Stored records
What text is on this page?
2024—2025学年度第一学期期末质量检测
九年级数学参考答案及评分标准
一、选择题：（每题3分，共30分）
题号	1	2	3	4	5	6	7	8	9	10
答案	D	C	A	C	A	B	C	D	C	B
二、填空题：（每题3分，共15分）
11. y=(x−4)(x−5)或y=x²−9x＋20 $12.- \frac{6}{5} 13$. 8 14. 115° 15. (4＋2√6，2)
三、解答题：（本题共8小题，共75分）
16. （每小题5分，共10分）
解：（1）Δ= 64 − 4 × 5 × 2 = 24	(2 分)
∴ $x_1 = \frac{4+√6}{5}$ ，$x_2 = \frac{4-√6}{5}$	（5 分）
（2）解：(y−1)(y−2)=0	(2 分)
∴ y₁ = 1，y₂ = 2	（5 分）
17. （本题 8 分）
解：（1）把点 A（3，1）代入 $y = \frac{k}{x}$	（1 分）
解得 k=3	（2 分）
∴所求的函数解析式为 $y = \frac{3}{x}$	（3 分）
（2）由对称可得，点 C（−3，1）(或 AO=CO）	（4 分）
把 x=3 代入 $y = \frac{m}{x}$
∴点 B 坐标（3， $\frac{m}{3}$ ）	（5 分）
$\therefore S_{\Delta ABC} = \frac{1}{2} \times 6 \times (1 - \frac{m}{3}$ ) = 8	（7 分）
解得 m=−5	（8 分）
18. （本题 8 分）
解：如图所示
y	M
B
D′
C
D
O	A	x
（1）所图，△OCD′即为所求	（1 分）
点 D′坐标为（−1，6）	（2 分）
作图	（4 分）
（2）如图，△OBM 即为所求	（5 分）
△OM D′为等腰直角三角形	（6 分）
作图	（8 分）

### Exercise brief
Write out the full listing exactly as given.

### Task result
What text is on this page?
2024—2025学年度第一学期期末质量检测
九年级数学参考答案及评分标准
一、选择题：（每题3分，共30分）
题号	1	2	3	4	5	6	7	8	9	10
答案	D	C	A	C	A	B	C	D	C	B
二、填空题：（每题3分，共15分）
11. y=(x−4)(x−5)或y=x²−9x＋20 $12.- \frac{6}{5} 13$. 8 14. 115° 15. (4＋2√6，2)
三、解答题：（本题共8小题，共75分）
16. （每小题5分，共10分）
解：（1）Δ= 64 − 4 × 5 × 2 = 24	(2 分)
∴ $x_1 = \frac{4+√6}{5}$ ，$x_2 = \frac{4-√6}{5}$	（5 分）
（2）解：(y−1)(y−2)=0	(2 分)
∴ y₁ = 1，y₂ = 2	（5 分）
17. （本题 8 分）
解：（1）把点 A（3，1）代入 $y = \frac{k}{x}$	（1 分）
解得 k=3	（2 分）
∴所求的函数解析式为 $y = \frac{3}{x}$	（3 分）
（2）由对称可得，点 C（−3，1）(或 AO=CO）	（4 分）
把 x=3 代入 $y = \frac{m}{x}$
∴点 B 坐标（3， $\frac{m}{3}$ ）	（5 分）
$\therefore S_{\Delta ABC} = \frac{1}{2} \times 6 \times (1 - \frac{m}{3}$ ) = 8	（7 分）
解得 m=−5	（8 分）
18. （本题 8 分）
解：如图所示
y	M
B
D′
C
D
O	A	x
（1）所图，△OCD′即为所求	（1 分）
点 D′坐标为（−1，6）	（2 分）
作图	（4 分）
（2）如图，△OBM 即为所求	（5 分）
△OM D′为等腰直角三角形	（6 分）
作图	（8 分）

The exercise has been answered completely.